— Start of RAW DATA —

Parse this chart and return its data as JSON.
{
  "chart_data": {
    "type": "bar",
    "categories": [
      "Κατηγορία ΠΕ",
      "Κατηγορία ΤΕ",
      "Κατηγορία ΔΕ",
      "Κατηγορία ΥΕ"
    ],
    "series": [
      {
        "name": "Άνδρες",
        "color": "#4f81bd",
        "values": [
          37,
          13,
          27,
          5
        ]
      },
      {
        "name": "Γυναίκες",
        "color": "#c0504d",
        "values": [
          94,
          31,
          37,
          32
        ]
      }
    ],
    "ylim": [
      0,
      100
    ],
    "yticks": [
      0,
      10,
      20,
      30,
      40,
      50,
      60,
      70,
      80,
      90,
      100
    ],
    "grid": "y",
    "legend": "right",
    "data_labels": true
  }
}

— End of RAW DATA —

Copy all of the data exactly.

Parse this chart and return its data as JSON.
{
  "chart_data": {
    "type": "bar",
    "categories": [
      "Κατηγορία ΠΕ",
      "Κατηγορία ΤΕ",
      "Κατηγορία ΔΕ",
      "Κατηγορία ΥΕ"
    ],
    "series": [
      {
        "name": "Άνδρες",
        "color": "#4f81bd",
        "values": [
          37,
          13,
          27,
          5
        ]
      },
      {
        "name": "Γυναίκες",
        "color": "#c0504d",
        "values": [
          94,
          31,
          37,
          32
        ]
      }
    ],
    "ylim": [
      0,
      100
    ],
    "yticks": [
      0,
      10,
      20,
      30,
      40,
      50,
      60,
      70,
      80,
      90,
      100
    ],
    "grid": "y",
    "legend": "right",
    "data_labels": true
  }
}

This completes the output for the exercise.